(Records from a data collection)

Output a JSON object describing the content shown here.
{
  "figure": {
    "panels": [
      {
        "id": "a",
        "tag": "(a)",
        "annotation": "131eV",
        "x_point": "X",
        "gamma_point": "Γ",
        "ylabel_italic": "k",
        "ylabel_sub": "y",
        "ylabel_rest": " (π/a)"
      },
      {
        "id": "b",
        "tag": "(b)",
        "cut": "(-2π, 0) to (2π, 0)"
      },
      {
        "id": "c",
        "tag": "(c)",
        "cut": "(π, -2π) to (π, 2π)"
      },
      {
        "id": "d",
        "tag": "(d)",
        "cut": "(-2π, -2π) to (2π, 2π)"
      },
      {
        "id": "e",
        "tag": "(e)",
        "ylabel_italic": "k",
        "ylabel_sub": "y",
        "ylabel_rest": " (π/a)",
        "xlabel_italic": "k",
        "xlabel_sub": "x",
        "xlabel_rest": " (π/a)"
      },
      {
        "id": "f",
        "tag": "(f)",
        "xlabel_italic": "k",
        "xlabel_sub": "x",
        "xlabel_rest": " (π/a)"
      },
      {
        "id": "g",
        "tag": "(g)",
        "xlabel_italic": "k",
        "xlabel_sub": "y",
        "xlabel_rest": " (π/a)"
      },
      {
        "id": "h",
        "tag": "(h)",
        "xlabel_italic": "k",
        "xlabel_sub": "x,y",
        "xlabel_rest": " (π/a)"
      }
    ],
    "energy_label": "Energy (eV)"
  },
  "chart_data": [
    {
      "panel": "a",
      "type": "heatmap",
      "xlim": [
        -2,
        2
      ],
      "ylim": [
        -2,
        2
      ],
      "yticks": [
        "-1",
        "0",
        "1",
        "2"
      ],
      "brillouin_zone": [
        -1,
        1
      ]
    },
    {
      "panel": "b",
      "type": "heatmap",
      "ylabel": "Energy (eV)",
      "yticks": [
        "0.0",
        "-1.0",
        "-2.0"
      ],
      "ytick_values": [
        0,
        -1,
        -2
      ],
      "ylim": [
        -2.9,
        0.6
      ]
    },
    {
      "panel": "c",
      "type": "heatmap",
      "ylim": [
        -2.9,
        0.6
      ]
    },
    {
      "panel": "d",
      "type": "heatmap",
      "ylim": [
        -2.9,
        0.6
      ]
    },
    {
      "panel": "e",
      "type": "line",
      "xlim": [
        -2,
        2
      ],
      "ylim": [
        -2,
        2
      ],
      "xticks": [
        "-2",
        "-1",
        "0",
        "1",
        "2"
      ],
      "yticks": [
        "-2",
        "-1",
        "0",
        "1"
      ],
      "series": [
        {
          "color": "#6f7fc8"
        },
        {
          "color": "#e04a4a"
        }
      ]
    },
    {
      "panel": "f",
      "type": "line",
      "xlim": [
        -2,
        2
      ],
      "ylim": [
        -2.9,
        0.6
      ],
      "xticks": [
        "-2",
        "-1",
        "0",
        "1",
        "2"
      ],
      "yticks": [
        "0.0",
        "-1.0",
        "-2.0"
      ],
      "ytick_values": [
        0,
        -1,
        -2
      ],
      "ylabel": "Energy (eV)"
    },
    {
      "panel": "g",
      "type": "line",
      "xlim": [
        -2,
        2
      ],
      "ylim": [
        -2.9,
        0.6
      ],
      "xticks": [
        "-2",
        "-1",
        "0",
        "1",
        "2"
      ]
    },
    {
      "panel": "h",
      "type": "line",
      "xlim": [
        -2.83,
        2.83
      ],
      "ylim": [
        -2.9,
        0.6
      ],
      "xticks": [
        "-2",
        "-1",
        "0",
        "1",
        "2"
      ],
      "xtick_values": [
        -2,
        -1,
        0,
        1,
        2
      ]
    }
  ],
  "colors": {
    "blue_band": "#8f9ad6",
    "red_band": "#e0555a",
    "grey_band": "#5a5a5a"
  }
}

Prompt:
Each record above should be output again exactly.

Reply:
Output a JSON object describing the content shown here.
{
  "figure": {
    "panels": [
      {
        "id": "a",
        "tag": "(a)",
        "annotation": "131eV",
        "x_point": "X",
        "gamma_point": "Γ",
        "ylabel_italic": "k",
        "ylabel_sub": "y",
        "ylabel_rest": " (π/a)"
      },
      {
        "id": "b",
        "tag": "(b)",
        "cut": "(-2π, 0) to (2π, 0)"
      },
      {
        "id": "c",
        "tag": "(c)",
        "cut": "(π, -2π) to (π, 2π)"
      },
      {
        "id": "d",
        "tag": "(d)",
        "cut": "(-2π, -2π) to (2π, 2π)"
      },
      {
        "id": "e",
        "tag": "(e)",
        "ylabel_italic": "k",
        "ylabel_sub": "y",
        "ylabel_rest": " (π/a)",
        "xlabel_italic": "k",
        "xlabel_sub": "x",
        "xlabel_rest": " (π/a)"
      },
      {
        "id": "f",
        "tag": "(f)",
        "xlabel_italic": "k",
        "xlabel_sub": "x",
        "xlabel_rest": " (π/a)"
      },
      {
        "id": "g",
        "tag": "(g)",
        "xlabel_italic": "k",
        "xlabel_sub": "y",
        "xlabel_rest": " (π/a)"
      },
      {
        "id": "h",
        "tag": "(h)",
        "xlabel_italic": "k",
        "xlabel_sub": "x,y",
        "xlabel_rest": " (π/a)"
      }
    ],
    "energy_label": "Energy (eV)"
  },
  "chart_data": [
    {
      "panel": "a",
      "type": "heatmap",
      "xlim": [
        -2,
        2
      ],
      "ylim": [
        -2,
        2
      ],
      "yticks": [
        "-1",
        "0",
        "1",
        "2"
      ],
      "brillouin_zone": [
        -1,
        1
      ]
    },
    {
      "panel": "b",
      "type": "heatmap",
      "ylabel": "Energy (eV)",
      "yticks": [
        "0.0",
        "-1.0",
        "-2.0"
      ],
      "ytick_values": [
        0,
        -1,
        -2
      ],
      "ylim": [
        -2.9,
        0.6
      ]
    },
    {
      "panel": "c",
      "type": "heatmap",
      "ylim": [
        -2.9,
        0.6
      ]
    },
    {
      "panel": "d",
      "type": "heatmap",
      "ylim": [
        -2.9,
        0.6
      ]
    },
    {
      "panel": "e",
      "type": "line",
      "xlim": [
        -2,
        2
      ],
      "ylim": [
        -2,
        2
      ],
      "xticks": [
        "-2",
        "-1",
        "0",
        "1",
        "2"
      ],
      "yticks": [
        "-2",
        "-1",
        "0",
        "1"
      ],
      "series": [
        {
          "color": "#6f7fc8"
        },
        {
          "color": "#e04a4a"
        }
      ]
    },
    {
      "panel": "f",
      "type": "line",
      "xlim": [
        -2,
        2
      ],
      "ylim": [
        -2.9,
        0.6
      ],
      "xticks": [
        "-2",
        "-1",
        "0",
        "1",
        "2"
      ],
      "yticks": [
        "0.0",
        "-1.0",
        "-2.0"
      ],
      "ytick_values": [
        0,
        -1,
        -2
      ],
      "ylabel": "Energy (eV)"
    },
    {
      "panel": "g",
      "type": "line",
      "xlim": [
        -2,
        2
      ],
      "ylim": [
        -2.9,
        0.6
      ],
      "xticks": [
        "-2",
        "-1",
        "0",
        "1",
        "2"
      ]
    },
    {
      "panel": "h",
      "type": "line",
      "xlim": [
        -2.83,
        2.83
      ],
      "ylim": [
        -2.9,
        0.6
      ],
      "xticks": [
        "-2",
        "-1",
        "0",
        "1",
        "2"
      ],
      "xtick_values": [
        -2,
        -1,
        0,
        1,
        2
      ]
    }
  ],
  "colors": {
    "blue_band": "#8f9ad6",
    "red_band": "#e0555a",
    "grey_band": "#5a5a5a"
  }
}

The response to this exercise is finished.